Entries with figure data
---*---

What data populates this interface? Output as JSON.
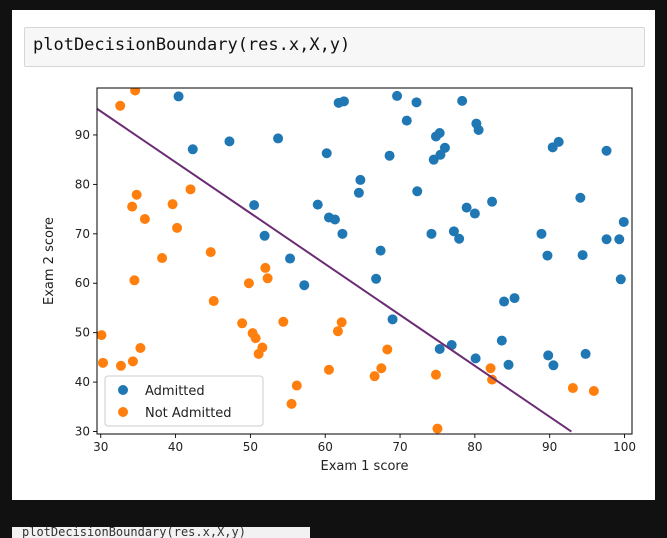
{
  "code_cell": {
    "source": "plotDecisionBoundary(res.x,X,y)"
  },
  "next_cell": {
    "fragment": "plotDecisionBoundary(res.x,X,y)"
  },
  "chart_data": {
    "type": "scatter",
    "title": "",
    "xlabel": "Exam 1 score",
    "ylabel": "Exam 2 score",
    "xlim": [
      29.5,
      101
    ],
    "ylim": [
      29.5,
      99.5
    ],
    "xticks": [
      30,
      40,
      50,
      60,
      70,
      80,
      90,
      100
    ],
    "yticks": [
      30,
      40,
      50,
      60,
      70,
      80,
      90
    ],
    "grid": false,
    "legend": {
      "placement": "lower-left"
    },
    "series": [
      {
        "name": "Admitted",
        "color": "#1f77b4",
        "points": [
          [
            40.4,
            97.8
          ],
          [
            61.8,
            96.5
          ],
          [
            62.5,
            96.8
          ],
          [
            69.6,
            97.9
          ],
          [
            72.2,
            96.6
          ],
          [
            78.3,
            96.9
          ],
          [
            42.3,
            87.1
          ],
          [
            47.2,
            88.7
          ],
          [
            53.7,
            89.3
          ],
          [
            60.2,
            86.3
          ],
          [
            70.9,
            92.9
          ],
          [
            68.6,
            85.8
          ],
          [
            74.8,
            89.7
          ],
          [
            75.3,
            90.4
          ],
          [
            80.2,
            92.3
          ],
          [
            80.5,
            91.0
          ],
          [
            76.0,
            87.4
          ],
          [
            74.5,
            85.0
          ],
          [
            75.4,
            86.0
          ],
          [
            90.4,
            87.5
          ],
          [
            91.2,
            88.6
          ],
          [
            97.6,
            86.8
          ],
          [
            64.7,
            80.9
          ],
          [
            64.5,
            78.3
          ],
          [
            72.3,
            78.6
          ],
          [
            50.5,
            75.8
          ],
          [
            59.0,
            75.9
          ],
          [
            60.5,
            73.3
          ],
          [
            61.3,
            72.9
          ],
          [
            62.3,
            70.0
          ],
          [
            51.9,
            69.6
          ],
          [
            78.9,
            75.3
          ],
          [
            80.0,
            74.1
          ],
          [
            82.3,
            76.5
          ],
          [
            94.1,
            77.3
          ],
          [
            74.2,
            70.0
          ],
          [
            77.2,
            70.5
          ],
          [
            77.9,
            69.0
          ],
          [
            88.9,
            70.0
          ],
          [
            97.6,
            68.9
          ],
          [
            99.3,
            68.9
          ],
          [
            99.9,
            72.4
          ],
          [
            67.4,
            66.6
          ],
          [
            55.3,
            65.0
          ],
          [
            57.2,
            59.6
          ],
          [
            66.8,
            60.9
          ],
          [
            89.7,
            65.6
          ],
          [
            94.4,
            65.7
          ],
          [
            99.5,
            60.8
          ],
          [
            83.9,
            56.3
          ],
          [
            85.3,
            57.0
          ],
          [
            69.0,
            52.7
          ],
          [
            83.6,
            48.4
          ],
          [
            75.3,
            46.7
          ],
          [
            76.9,
            47.5
          ],
          [
            80.1,
            44.8
          ],
          [
            84.5,
            43.5
          ],
          [
            89.8,
            45.4
          ],
          [
            90.5,
            43.4
          ],
          [
            94.8,
            45.7
          ]
        ]
      },
      {
        "name": "Not Admitted",
        "color": "#ff7f0e",
        "points": [
          [
            34.6,
            99.0
          ],
          [
            32.6,
            95.9
          ],
          [
            42.0,
            79.0
          ],
          [
            34.8,
            77.9
          ],
          [
            34.2,
            75.5
          ],
          [
            35.9,
            73.0
          ],
          [
            39.6,
            76.0
          ],
          [
            40.2,
            71.2
          ],
          [
            38.2,
            65.1
          ],
          [
            44.7,
            66.3
          ],
          [
            34.5,
            60.6
          ],
          [
            52.0,
            63.1
          ],
          [
            52.3,
            61.0
          ],
          [
            49.8,
            60.0
          ],
          [
            45.1,
            56.4
          ],
          [
            48.9,
            51.9
          ],
          [
            50.3,
            49.9
          ],
          [
            50.7,
            48.9
          ],
          [
            54.4,
            52.2
          ],
          [
            62.2,
            52.1
          ],
          [
            61.7,
            50.3
          ],
          [
            30.1,
            49.5
          ],
          [
            35.3,
            46.9
          ],
          [
            51.6,
            47.0
          ],
          [
            51.1,
            45.7
          ],
          [
            30.3,
            43.9
          ],
          [
            32.7,
            43.3
          ],
          [
            34.3,
            44.2
          ],
          [
            56.2,
            39.3
          ],
          [
            60.5,
            42.5
          ],
          [
            68.3,
            46.6
          ],
          [
            67.5,
            42.8
          ],
          [
            66.6,
            41.2
          ],
          [
            74.8,
            41.5
          ],
          [
            82.1,
            42.8
          ],
          [
            82.3,
            40.5
          ],
          [
            55.5,
            35.6
          ],
          [
            75.0,
            30.6
          ],
          [
            93.1,
            38.8
          ],
          [
            95.9,
            38.2
          ]
        ]
      },
      {
        "name": "",
        "type": "line",
        "color": "#6b2c74",
        "points": [
          [
            29.5,
            95.3
          ],
          [
            92.9,
            30.0
          ]
        ]
      }
    ]
  }
}
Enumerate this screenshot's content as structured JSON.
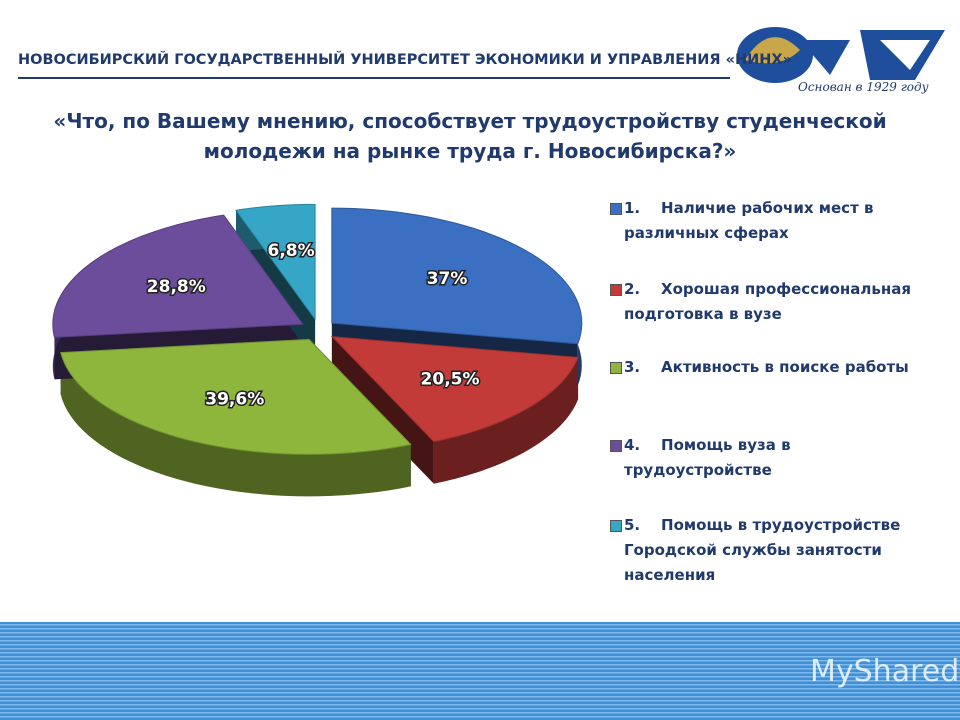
{
  "header": {
    "university": "НОВОСИБИРСКИЙ ГОСУДАРСТВЕННЫЙ УНИВЕРСИТЕТ ЭКОНОМИКИ И УПРАВЛЕНИЯ «НИНХ»",
    "logo_caption": "Основан в 1929 году"
  },
  "watermark": "MyShared",
  "chart_data": {
    "type": "pie3d",
    "title": "«Что, по Вашему мнению, способствует трудоустройству студенческой молодежи на рынке труда г. Новосибирска?»",
    "categories": [
      "1.    Наличие рабочих мест в различных сферах",
      "2.    Хорошая профессиональная подготовка в вузе",
      "3.    Активность в поиске работы",
      "4.    Помощь вуза в трудоустройстве",
      "5.    Помощь в трудоустройстве Городской службы занятости населения"
    ],
    "values": [
      37,
      20.5,
      39.6,
      28.8,
      6.8
    ],
    "value_labels": [
      "37%",
      "20,5%",
      "39,6%",
      "28,8%",
      "6,8%"
    ],
    "colors": [
      "#3b6fc2",
      "#c23b38",
      "#8fb63c",
      "#6b4d9c",
      "#35a6c6"
    ],
    "legend": "right"
  }
}
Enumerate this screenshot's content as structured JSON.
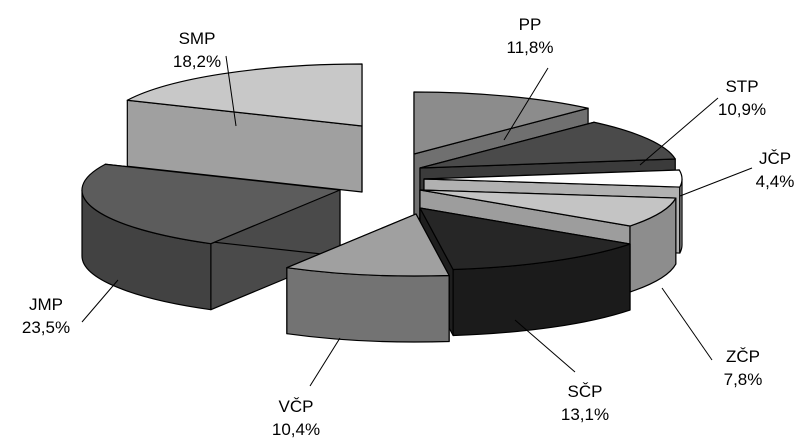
{
  "chart_data": {
    "type": "pie",
    "style": "3d-exploded",
    "title": "",
    "legend": "none",
    "slices": [
      {
        "label": "PP",
        "value": 11.8,
        "value_label": "11,8%",
        "color": "#8c8c8c"
      },
      {
        "label": "STP",
        "value": 10.9,
        "value_label": "10,9%",
        "color": "#4a4a4a"
      },
      {
        "label": "JČP",
        "value": 4.4,
        "value_label": "4,4%",
        "color": "#ffffff"
      },
      {
        "label": "ZČP",
        "value": 7.8,
        "value_label": "7,8%",
        "color": "#c4c4c4"
      },
      {
        "label": "SČP",
        "value": 13.1,
        "value_label": "13,1%",
        "color": "#262626"
      },
      {
        "label": "VČP",
        "value": 10.4,
        "value_label": "10,4%",
        "color": "#a0a0a0"
      },
      {
        "label": "JMP",
        "value": 23.5,
        "value_label": "23,5%",
        "color": "#5c5c5c"
      },
      {
        "label": "SMP",
        "value": 18.2,
        "value_label": "18,2%",
        "color": "#c8c8c8"
      }
    ]
  }
}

---*---

Written instruction
Leave out the pictures and output the rest of the material exactly as written.

Finished exercise
What data populates this interface? Output as JSON.
{
  "code_cell": {
    "source": "plotDecisionBoundary(res.x,X,y)"
  },
  "next_cell": {
    "fragment": "plotDecisionBoundary(res.x,X,y)"
  },
  "chart_data": {
    "type": "scatter",
    "title": "",
    "xlabel": "Exam 1 score",
    "ylabel": "Exam 2 score",
    "xlim": [
      29.5,
      101
    ],
    "ylim": [
      29.5,
      99.5
    ],
    "xticks": [
      30,
      40,
      50,
      60,
      70,
      80,
      90,
      100
    ],
    "yticks": [
      30,
      40,
      50,
      60,
      70,
      80,
      90
    ],
    "grid": false,
    "legend": {
      "placement": "lower-left"
    },
    "series": [
      {
        "name": "Admitted",
        "color": "#1f77b4",
        "points": [
          [
            40.4,
            97.8
          ],
          [
            61.8,
            96.5
          ],
          [
            62.5,
            96.8
          ],
          [
            69.6,
            97.9
          ],
          [
            72.2,
            96.6
          ],
          [
            78.3,
            96.9
          ],
          [
            42.3,
            87.1
          ],
          [
            47.2,
            88.7
          ],
          [
            53.7,
            89.3
          ],
          [
            60.2,
            86.3
          ],
          [
            70.9,
            92.9
          ],
          [
            68.6,
            85.8
          ],
          [
            74.8,
            89.7
          ],
          [
            75.3,
            90.4
          ],
          [
            80.2,
            92.3
          ],
          [
            80.5,
            91.0
          ],
          [
            76.0,
            87.4
          ],
          [
            74.5,
            85.0
          ],
          [
            75.4,
            86.0
          ],
          [
            90.4,
            87.5
          ],
          [
            91.2,
            88.6
          ],
          [
            97.6,
            86.8
          ],
          [
            64.7,
            80.9
          ],
          [
            64.5,
            78.3
          ],
          [
            72.3,
            78.6
          ],
          [
            50.5,
            75.8
          ],
          [
            59.0,
            75.9
          ],
          [
            60.5,
            73.3
          ],
          [
            61.3,
            72.9
          ],
          [
            62.3,
            70.0
          ],
          [
            51.9,
            69.6
          ],
          [
            78.9,
            75.3
          ],
          [
            80.0,
            74.1
          ],
          [
            82.3,
            76.5
          ],
          [
            94.1,
            77.3
          ],
          [
            74.2,
            70.0
          ],
          [
            77.2,
            70.5
          ],
          [
            77.9,
            69.0
          ],
          [
            88.9,
            70.0
          ],
          [
            97.6,
            68.9
          ],
          [
            99.3,
            68.9
          ],
          [
            99.9,
            72.4
          ],
          [
            67.4,
            66.6
          ],
          [
            55.3,
            65.0
          ],
          [
            57.2,
            59.6
          ],
          [
            66.8,
            60.9
          ],
          [
            89.7,
            65.6
          ],
          [
            94.4,
            65.7
          ],
          [
            99.5,
            60.8
          ],
          [
            83.9,
            56.3
          ],
          [
            85.3,
            57.0
          ],
          [
            69.0,
            52.7
          ],
          [
            83.6,
            48.4
          ],
          [
            75.3,
            46.7
          ],
          [
            76.9,
            47.5
          ],
          [
            80.1,
            44.8
          ],
          [
            84.5,
            43.5
          ],
          [
            89.8,
            45.4
          ],
          [
            90.5,
            43.4
          ],
          [
            94.8,
            45.7
          ]
        ]
      },
      {
        "name": "Not Admitted",
        "color": "#ff7f0e",
        "points": [
          [
            34.6,
            99.0
          ],
          [
            32.6,
            95.9
          ],
          [
            42.0,
            79.0
          ],
          [
            34.8,
            77.9
          ],
          [
            34.2,
            75.5
          ],
          [
            35.9,
            73.0
          ],
          [
            39.6,
            76.0
          ],
          [
            40.2,
            71.2
          ],
          [
            38.2,
            65.1
          ],
          [
            44.7,
            66.3
          ],
          [
            34.5,
            60.6
          ],
          [
            52.0,
            63.1
          ],
          [
            52.3,
            61.0
          ],
          [
            49.8,
            60.0
          ],
          [
            45.1,
            56.4
          ],
          [
            48.9,
            51.9
          ],
          [
            50.3,
            49.9
          ],
          [
            50.7,
            48.9
          ],
          [
            54.4,
            52.2
          ],
          [
            62.2,
            52.1
          ],
          [
            61.7,
            50.3
          ],
          [
            30.1,
            49.5
          ],
          [
            35.3,
            46.9
          ],
          [
            51.6,
            47.0
          ],
          [
            51.1,
            45.7
          ],
          [
            30.3,
            43.9
          ],
          [
            32.7,
            43.3
          ],
          [
            34.3,
            44.2
          ],
          [
            56.2,
            39.3
          ],
          [
            60.5,
            42.5
          ],
          [
            68.3,
            46.6
          ],
          [
            67.5,
            42.8
          ],
          [
            66.6,
            41.2
          ],
          [
            74.8,
            41.5
          ],
          [
            82.1,
            42.8
          ],
          [
            82.3,
            40.5
          ],
          [
            55.5,
            35.6
          ],
          [
            75.0,
            30.6
          ],
          [
            93.1,
            38.8
          ],
          [
            95.9,
            38.2
          ]
        ]
      },
      {
        "name": "",
        "type": "line",
        "color": "#6b2c74",
        "points": [
          [
            29.5,
            95.3
          ],
          [
            92.9,
            30.0
          ]
        ]
      }
    ]
  }
}
Enumerate this screenshot's content as structured JSON.
{
  "header": {
    "university": "НОВОСИБИРСКИЙ ГОСУДАРСТВЕННЫЙ УНИВЕРСИТЕТ ЭКОНОМИКИ И УПРАВЛЕНИЯ «НИНХ»",
    "logo_caption": "Основан в 1929 году"
  },
  "watermark": "MyShared",
  "chart_data": {
    "type": "pie3d",
    "title": "«Что, по Вашему мнению, способствует трудоустройству студенческой молодежи на рынке труда г. Новосибирска?»",
    "categories": [
      "1.    Наличие рабочих мест в различных сферах",
      "2.    Хорошая профессиональная подготовка в вузе",
      "3.    Активность в поиске работы",
      "4.    Помощь вуза в трудоустройстве",
      "5.    Помощь в трудоустройстве Городской службы занятости населения"
    ],
    "values": [
      37,
      20.5,
      39.6,
      28.8,
      6.8
    ],
    "value_labels": [
      "37%",
      "20,5%",
      "39,6%",
      "28,8%",
      "6,8%"
    ],
    "colors": [
      "#3b6fc2",
      "#c23b38",
      "#8fb63c",
      "#6b4d9c",
      "#35a6c6"
    ],
    "legend": "right"
  }
}
Enumerate this screenshot's content as structured JSON.
{
  "chart_data": {
    "type": "pie",
    "style": "3d-exploded",
    "title": "",
    "legend": "none",
    "slices": [
      {
        "label": "PP",
        "value": 11.8,
        "value_label": "11,8%",
        "color": "#8c8c8c"
      },
      {
        "label": "STP",
        "value": 10.9,
        "value_label": "10,9%",
        "color": "#4a4a4a"
      },
      {
        "label": "JČP",
        "value": 4.4,
        "value_label": "4,4%",
        "color": "#ffffff"
      },
      {
        "label": "ZČP",
        "value": 7.8,
        "value_label": "7,8%",
        "color": "#c4c4c4"
      },
      {
        "label": "SČP",
        "value": 13.1,
        "value_label": "13,1%",
        "color": "#262626"
      },
      {
        "label": "VČP",
        "value": 10.4,
        "value_label": "10,4%",
        "color": "#a0a0a0"
      },
      {
        "label": "JMP",
        "value": 23.5,
        "value_label": "23,5%",
        "color": "#5c5c5c"
      },
      {
        "label": "SMP",
        "value": 18.2,
        "value_label": "18,2%",
        "color": "#c8c8c8"
      }
    ]
  }
}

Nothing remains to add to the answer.